### THE EXERCISE
Identify the lines that contain the word "Schulung" and copy each one.

### TASK MATERIAL

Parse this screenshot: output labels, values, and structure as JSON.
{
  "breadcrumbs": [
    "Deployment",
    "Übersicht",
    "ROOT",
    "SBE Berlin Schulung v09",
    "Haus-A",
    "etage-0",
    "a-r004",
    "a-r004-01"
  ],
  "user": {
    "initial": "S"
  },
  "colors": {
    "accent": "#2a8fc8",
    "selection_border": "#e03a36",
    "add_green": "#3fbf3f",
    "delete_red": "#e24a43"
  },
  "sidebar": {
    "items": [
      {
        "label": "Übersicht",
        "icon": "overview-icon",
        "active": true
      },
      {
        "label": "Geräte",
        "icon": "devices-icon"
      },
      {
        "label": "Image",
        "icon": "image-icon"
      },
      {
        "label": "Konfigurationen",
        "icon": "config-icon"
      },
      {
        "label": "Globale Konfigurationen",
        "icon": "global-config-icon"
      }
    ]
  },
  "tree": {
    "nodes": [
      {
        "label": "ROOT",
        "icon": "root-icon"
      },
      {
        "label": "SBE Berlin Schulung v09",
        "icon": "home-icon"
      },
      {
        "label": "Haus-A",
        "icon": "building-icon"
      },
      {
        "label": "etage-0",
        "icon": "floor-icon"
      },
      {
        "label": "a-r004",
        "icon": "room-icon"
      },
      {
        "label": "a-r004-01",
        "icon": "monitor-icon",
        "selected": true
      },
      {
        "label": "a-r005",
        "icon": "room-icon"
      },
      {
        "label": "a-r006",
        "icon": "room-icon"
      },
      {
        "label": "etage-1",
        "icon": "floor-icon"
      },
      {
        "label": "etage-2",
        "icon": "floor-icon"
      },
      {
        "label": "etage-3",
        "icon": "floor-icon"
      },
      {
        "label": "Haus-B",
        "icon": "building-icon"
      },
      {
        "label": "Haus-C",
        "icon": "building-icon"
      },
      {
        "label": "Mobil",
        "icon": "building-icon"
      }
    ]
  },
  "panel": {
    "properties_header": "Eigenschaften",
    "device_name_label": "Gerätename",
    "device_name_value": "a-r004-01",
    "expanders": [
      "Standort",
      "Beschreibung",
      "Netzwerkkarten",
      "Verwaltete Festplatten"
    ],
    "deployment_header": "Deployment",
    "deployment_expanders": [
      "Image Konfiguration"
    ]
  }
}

### FULL SOLUTION
    "SBE Berlin Schulung v09",
        "label": "SBE Berlin Schulung v09",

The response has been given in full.